:: To do ::
Keep only the lines where "your" appears.
[Begin]
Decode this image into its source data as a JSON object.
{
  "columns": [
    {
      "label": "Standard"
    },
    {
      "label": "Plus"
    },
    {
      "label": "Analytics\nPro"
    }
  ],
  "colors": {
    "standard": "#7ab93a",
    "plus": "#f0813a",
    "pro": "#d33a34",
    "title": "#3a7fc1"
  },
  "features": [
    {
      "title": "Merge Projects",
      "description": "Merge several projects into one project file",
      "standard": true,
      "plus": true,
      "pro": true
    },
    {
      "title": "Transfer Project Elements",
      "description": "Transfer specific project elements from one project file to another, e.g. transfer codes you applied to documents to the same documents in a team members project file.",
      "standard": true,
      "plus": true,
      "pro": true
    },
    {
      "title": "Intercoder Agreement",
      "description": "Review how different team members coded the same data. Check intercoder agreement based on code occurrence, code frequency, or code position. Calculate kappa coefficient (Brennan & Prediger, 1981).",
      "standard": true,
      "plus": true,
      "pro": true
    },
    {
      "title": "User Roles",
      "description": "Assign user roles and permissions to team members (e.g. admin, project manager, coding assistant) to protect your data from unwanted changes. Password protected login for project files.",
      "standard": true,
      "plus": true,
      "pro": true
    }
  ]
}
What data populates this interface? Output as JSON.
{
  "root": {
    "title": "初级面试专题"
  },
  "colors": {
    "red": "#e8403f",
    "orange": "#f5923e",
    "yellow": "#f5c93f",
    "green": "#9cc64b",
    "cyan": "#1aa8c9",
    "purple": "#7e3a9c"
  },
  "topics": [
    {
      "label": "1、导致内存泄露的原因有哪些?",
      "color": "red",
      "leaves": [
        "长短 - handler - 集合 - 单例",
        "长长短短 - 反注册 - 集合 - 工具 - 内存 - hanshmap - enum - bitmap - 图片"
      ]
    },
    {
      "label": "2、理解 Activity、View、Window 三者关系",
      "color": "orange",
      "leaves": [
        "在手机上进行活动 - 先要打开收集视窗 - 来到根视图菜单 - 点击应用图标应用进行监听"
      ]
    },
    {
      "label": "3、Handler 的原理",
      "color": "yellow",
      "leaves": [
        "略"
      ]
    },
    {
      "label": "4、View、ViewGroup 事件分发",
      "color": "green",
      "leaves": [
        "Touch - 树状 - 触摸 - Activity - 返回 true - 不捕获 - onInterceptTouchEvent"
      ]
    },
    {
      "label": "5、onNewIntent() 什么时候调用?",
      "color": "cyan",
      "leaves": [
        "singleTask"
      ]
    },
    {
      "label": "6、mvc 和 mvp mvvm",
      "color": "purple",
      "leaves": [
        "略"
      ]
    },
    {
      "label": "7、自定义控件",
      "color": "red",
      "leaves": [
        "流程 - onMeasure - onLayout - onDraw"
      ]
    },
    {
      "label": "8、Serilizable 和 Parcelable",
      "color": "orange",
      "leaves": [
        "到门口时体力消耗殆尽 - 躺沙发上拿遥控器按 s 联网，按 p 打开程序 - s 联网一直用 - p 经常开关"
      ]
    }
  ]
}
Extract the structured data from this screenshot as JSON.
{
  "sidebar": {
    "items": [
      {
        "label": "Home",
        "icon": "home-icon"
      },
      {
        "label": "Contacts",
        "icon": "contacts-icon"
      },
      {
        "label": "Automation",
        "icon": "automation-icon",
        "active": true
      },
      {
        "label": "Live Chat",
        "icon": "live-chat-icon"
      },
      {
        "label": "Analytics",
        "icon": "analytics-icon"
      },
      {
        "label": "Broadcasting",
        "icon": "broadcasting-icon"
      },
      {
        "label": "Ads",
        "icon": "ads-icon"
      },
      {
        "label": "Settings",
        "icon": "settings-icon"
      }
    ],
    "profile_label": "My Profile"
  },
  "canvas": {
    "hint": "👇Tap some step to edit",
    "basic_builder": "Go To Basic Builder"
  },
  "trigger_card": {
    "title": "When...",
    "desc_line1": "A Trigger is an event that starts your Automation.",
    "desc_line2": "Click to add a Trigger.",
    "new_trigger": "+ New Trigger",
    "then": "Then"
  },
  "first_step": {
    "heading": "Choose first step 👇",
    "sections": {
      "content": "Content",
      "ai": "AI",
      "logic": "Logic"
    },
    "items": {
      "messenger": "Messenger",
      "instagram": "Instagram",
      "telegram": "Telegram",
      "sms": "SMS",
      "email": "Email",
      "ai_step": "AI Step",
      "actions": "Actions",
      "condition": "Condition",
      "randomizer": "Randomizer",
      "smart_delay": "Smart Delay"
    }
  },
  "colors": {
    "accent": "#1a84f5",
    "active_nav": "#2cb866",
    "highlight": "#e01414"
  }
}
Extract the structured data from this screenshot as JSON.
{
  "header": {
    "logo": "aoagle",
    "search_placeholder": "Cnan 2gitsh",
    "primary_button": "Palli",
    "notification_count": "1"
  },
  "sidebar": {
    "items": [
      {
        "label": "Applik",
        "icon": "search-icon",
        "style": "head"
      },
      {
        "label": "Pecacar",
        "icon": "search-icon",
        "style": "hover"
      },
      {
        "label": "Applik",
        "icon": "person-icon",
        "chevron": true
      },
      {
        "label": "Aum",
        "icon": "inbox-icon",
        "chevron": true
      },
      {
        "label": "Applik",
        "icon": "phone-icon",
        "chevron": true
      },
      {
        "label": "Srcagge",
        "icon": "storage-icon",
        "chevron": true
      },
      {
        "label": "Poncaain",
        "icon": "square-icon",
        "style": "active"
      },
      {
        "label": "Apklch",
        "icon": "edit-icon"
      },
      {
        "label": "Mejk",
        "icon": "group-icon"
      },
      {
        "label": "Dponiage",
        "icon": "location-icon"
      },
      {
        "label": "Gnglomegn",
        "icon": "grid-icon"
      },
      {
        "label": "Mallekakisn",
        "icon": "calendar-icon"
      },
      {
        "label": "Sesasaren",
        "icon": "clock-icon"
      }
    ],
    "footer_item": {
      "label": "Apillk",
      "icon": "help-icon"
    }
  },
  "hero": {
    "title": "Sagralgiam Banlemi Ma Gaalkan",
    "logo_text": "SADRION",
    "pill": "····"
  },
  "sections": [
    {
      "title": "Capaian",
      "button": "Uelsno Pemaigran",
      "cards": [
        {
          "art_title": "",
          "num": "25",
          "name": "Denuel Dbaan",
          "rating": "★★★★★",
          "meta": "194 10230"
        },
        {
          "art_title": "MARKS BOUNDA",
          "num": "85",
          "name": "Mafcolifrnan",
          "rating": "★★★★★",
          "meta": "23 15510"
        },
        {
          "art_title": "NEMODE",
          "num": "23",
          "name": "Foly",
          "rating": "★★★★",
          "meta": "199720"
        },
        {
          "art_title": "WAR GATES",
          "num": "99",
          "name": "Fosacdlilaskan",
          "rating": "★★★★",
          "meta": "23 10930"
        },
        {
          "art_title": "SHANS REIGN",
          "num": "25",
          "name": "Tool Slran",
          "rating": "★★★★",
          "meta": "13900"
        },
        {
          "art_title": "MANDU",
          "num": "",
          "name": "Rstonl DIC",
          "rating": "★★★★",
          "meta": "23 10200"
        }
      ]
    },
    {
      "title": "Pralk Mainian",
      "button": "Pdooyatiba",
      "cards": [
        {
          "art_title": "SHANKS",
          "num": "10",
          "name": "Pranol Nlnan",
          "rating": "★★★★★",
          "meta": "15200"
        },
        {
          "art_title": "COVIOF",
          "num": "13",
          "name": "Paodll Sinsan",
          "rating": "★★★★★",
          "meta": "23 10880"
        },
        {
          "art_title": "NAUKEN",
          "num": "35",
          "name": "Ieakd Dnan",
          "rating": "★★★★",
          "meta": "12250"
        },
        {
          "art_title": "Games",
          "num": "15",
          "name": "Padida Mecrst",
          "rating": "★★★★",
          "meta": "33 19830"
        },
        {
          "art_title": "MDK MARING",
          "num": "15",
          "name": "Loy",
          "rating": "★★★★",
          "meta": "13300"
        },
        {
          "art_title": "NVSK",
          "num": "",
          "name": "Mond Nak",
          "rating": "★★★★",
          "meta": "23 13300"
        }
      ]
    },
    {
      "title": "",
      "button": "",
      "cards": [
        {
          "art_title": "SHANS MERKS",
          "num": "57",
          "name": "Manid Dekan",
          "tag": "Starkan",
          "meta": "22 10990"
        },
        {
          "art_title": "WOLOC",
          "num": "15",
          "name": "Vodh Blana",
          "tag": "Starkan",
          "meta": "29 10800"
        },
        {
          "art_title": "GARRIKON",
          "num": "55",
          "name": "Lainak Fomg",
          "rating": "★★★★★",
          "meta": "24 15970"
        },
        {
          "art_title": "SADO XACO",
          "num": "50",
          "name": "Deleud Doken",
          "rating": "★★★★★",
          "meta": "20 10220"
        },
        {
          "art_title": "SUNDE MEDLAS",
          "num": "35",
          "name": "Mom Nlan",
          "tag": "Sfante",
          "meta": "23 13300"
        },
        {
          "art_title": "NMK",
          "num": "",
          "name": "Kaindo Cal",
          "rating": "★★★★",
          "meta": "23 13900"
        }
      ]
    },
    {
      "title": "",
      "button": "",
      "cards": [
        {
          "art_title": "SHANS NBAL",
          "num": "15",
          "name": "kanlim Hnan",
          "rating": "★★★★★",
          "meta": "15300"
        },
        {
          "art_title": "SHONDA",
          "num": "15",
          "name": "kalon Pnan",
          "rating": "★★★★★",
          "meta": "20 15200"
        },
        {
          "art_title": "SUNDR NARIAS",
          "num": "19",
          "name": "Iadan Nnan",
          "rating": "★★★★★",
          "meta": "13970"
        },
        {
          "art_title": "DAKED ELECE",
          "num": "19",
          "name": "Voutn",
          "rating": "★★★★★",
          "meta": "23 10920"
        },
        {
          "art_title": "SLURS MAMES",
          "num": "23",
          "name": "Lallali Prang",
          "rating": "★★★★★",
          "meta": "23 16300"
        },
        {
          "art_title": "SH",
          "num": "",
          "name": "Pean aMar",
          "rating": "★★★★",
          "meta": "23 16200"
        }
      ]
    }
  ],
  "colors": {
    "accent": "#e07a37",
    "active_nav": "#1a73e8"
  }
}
[End]
:: Completed exercise ::
      "description": "Assign user roles and permissions to team members (e.g. admin, project manager, coding assistant) to protect your data from unwanted changes. Password protected login for project files.",
    "desc_line1": "A Trigger is an event that starts your Automation.",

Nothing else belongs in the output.